======== RECORDS TO USE ========

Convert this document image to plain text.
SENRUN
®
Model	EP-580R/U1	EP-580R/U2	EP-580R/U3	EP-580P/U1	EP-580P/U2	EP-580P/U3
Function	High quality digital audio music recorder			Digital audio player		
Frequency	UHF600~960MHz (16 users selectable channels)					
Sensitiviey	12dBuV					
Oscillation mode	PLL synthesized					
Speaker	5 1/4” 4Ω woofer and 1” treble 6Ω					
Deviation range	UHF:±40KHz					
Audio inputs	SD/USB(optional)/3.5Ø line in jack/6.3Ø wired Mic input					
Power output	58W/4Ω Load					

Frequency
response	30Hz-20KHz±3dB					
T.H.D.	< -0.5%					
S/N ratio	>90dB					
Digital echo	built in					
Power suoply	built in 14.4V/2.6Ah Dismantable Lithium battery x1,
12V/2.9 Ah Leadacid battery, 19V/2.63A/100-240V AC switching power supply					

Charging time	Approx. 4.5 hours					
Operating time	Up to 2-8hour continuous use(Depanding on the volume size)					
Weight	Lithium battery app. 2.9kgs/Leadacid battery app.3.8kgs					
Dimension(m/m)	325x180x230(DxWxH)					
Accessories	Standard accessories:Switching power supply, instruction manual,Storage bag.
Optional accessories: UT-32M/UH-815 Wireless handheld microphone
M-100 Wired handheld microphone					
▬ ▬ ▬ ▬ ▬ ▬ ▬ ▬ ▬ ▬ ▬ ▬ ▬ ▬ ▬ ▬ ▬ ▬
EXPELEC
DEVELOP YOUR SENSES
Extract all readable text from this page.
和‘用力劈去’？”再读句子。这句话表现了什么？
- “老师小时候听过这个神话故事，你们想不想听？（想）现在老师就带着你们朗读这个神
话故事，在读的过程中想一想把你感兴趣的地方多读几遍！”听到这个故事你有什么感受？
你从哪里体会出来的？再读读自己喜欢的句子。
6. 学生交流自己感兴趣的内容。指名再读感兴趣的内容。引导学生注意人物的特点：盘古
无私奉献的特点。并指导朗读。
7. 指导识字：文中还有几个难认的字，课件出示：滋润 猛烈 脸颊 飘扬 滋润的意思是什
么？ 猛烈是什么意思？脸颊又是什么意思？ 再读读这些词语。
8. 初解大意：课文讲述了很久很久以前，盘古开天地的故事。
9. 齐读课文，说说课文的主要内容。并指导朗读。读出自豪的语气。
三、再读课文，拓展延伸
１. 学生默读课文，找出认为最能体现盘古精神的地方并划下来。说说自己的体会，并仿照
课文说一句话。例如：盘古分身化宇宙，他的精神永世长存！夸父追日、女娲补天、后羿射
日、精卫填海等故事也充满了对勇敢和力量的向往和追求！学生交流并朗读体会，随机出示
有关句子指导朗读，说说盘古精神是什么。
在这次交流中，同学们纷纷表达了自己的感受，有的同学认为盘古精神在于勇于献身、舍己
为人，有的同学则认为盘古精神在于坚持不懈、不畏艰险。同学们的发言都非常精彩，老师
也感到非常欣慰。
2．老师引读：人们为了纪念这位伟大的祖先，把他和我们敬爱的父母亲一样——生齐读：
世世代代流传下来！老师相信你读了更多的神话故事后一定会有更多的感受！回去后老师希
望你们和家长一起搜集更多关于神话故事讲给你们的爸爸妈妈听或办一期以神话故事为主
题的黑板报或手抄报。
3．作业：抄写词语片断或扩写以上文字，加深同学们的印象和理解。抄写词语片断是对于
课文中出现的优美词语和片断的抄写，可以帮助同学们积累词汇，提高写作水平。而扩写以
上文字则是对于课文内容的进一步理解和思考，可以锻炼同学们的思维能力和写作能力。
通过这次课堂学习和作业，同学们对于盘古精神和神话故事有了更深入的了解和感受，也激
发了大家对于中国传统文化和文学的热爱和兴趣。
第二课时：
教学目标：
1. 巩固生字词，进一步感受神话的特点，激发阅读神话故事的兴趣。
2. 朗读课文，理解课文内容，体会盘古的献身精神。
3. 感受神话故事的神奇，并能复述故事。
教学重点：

========

TASK REQUIREMENTS: Using the listing, collect all lines in which the string "microphone" is found.

ANSWER TO THE EXERCISE:
Optional accessories: UT-32M/UH-815 Wireless handheld microphone
M-100 Wired handheld microphone					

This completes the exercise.